*PROBLEM TO WORK ON*. State the number of lines in these records that include the word "wacht", and add nothing to it.

** start INPUT FOR THIS TASK **

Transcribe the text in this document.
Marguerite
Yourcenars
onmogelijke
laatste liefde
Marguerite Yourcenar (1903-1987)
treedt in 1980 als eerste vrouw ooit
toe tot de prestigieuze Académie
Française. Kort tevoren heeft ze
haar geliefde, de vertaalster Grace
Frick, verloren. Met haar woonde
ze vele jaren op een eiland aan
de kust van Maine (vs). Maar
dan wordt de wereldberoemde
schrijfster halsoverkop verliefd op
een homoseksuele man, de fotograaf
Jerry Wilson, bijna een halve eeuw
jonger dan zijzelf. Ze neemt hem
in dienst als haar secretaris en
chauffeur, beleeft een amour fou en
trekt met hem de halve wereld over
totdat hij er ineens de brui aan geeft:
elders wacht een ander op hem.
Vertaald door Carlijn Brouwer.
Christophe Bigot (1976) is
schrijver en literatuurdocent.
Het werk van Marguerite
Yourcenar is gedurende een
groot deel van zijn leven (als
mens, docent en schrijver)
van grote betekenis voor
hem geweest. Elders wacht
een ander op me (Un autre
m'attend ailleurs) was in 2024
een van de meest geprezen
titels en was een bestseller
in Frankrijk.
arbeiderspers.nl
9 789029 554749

** end INPUT FOR THIS TASK **

*FINAL ANSWER*. 2